Exercise instructions: From the listing, collect all lines containing the word "with".

-- Raw data follows --

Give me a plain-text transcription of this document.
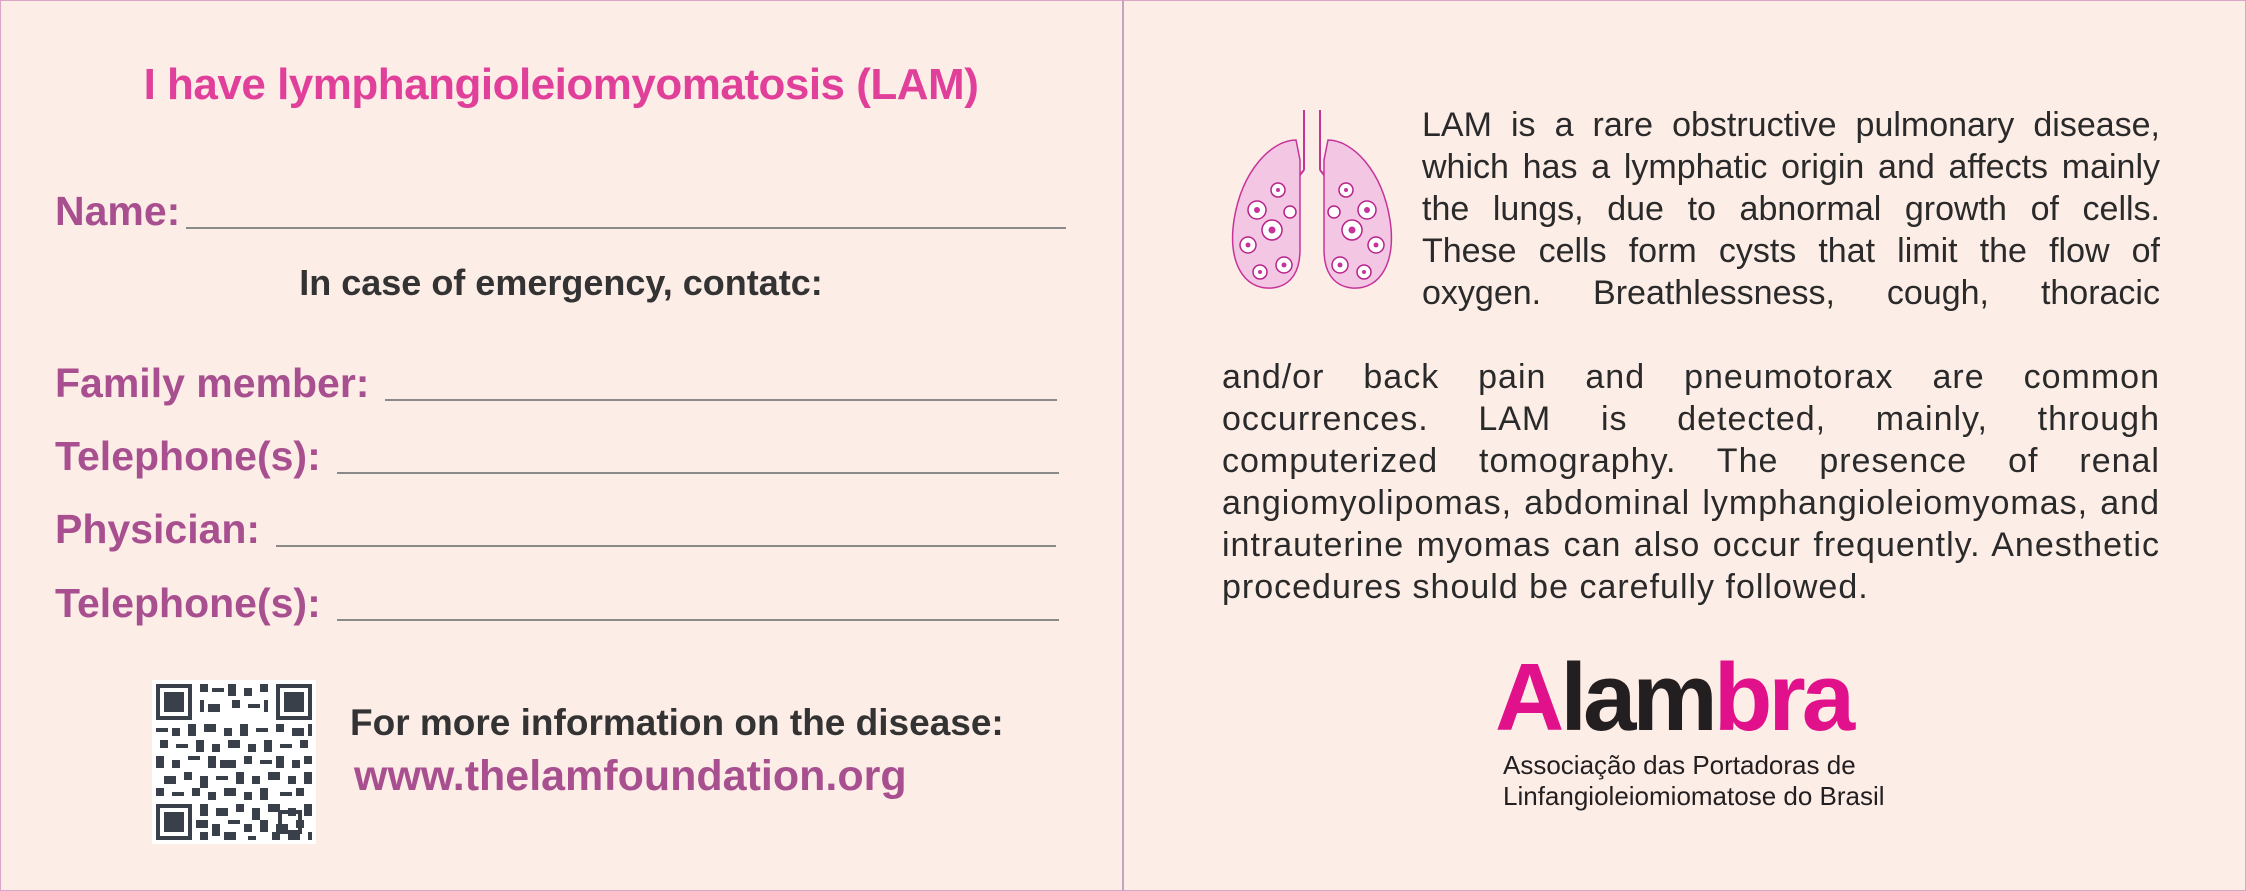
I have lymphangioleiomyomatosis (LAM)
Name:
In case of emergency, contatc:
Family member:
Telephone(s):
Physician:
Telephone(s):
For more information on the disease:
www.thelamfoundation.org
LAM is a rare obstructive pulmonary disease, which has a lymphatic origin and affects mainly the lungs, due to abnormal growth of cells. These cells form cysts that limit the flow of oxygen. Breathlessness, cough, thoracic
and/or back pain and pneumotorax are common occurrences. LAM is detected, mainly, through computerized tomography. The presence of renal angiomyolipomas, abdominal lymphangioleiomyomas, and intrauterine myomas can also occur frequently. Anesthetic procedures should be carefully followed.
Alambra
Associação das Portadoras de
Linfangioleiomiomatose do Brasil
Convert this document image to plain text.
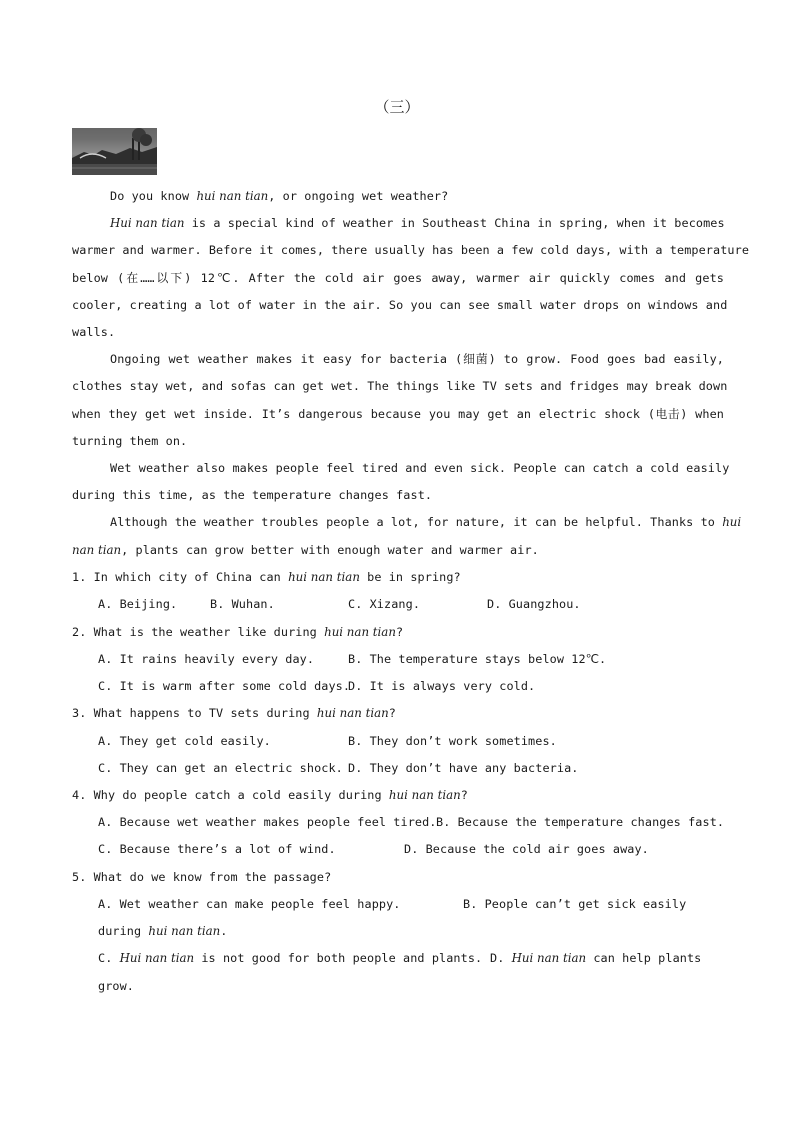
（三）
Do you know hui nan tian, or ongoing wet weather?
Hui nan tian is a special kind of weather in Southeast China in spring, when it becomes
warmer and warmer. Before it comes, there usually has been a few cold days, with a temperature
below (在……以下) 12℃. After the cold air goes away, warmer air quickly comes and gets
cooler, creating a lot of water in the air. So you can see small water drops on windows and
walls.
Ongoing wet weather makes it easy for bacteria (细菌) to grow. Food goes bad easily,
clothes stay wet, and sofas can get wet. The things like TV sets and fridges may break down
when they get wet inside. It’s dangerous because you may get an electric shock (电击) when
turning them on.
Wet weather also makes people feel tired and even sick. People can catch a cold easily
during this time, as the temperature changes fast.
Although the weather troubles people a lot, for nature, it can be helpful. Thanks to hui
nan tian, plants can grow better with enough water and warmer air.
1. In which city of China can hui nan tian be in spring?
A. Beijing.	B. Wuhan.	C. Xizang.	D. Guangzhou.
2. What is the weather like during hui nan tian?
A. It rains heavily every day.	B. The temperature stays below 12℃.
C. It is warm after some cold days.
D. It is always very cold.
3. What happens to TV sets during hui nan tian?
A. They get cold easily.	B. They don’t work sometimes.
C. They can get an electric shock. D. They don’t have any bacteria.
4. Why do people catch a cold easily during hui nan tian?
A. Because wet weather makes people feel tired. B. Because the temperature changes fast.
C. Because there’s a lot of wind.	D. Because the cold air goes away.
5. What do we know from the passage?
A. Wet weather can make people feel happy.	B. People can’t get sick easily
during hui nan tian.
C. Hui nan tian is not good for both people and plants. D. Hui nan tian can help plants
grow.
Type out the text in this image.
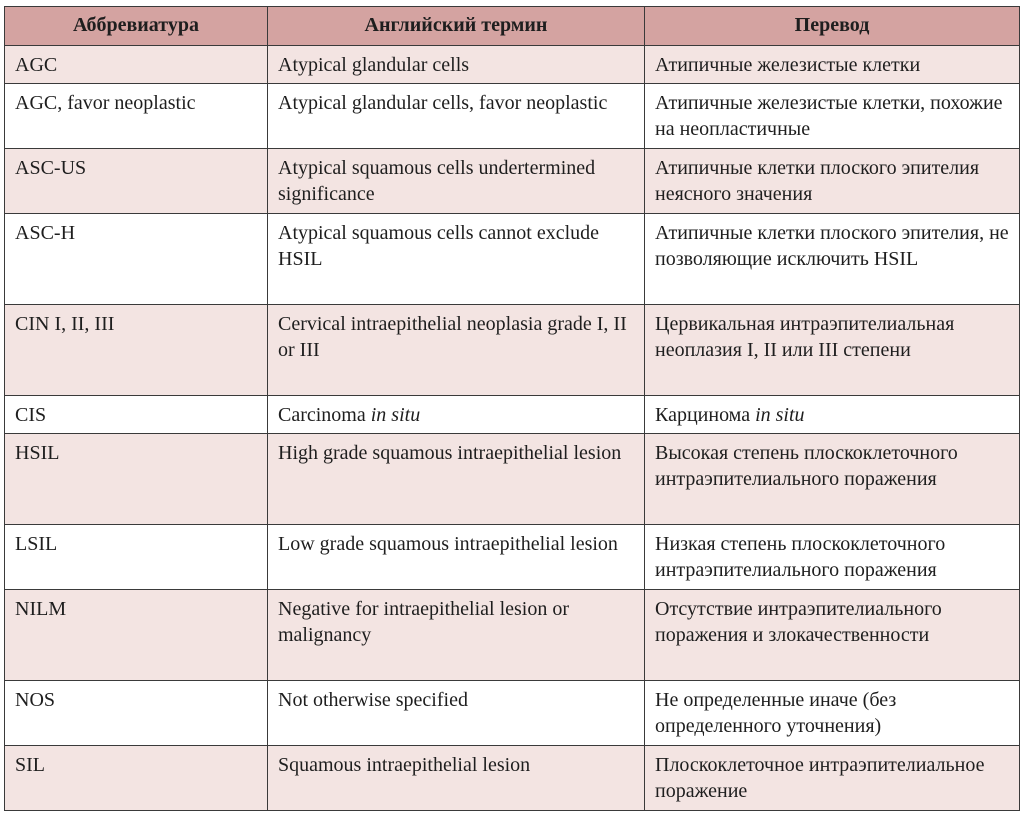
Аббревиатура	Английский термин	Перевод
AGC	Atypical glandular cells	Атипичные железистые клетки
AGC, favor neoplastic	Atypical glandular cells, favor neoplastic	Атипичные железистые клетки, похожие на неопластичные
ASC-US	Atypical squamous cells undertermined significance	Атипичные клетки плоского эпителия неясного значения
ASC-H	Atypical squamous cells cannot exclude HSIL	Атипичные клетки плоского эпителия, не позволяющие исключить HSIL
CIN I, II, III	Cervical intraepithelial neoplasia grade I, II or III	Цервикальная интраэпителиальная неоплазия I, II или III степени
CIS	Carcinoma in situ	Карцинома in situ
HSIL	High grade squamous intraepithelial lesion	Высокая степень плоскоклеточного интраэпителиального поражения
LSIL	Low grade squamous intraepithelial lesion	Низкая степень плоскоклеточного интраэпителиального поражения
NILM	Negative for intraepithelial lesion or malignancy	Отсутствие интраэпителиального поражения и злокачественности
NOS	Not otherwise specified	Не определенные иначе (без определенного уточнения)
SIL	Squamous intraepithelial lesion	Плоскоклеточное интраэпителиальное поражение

-- Raw data concluded --

Response:
warmer and warmer. Before it comes, there usually has been a few cold days, with a temperature
nan tian, plants can grow better with enough water and warmer air.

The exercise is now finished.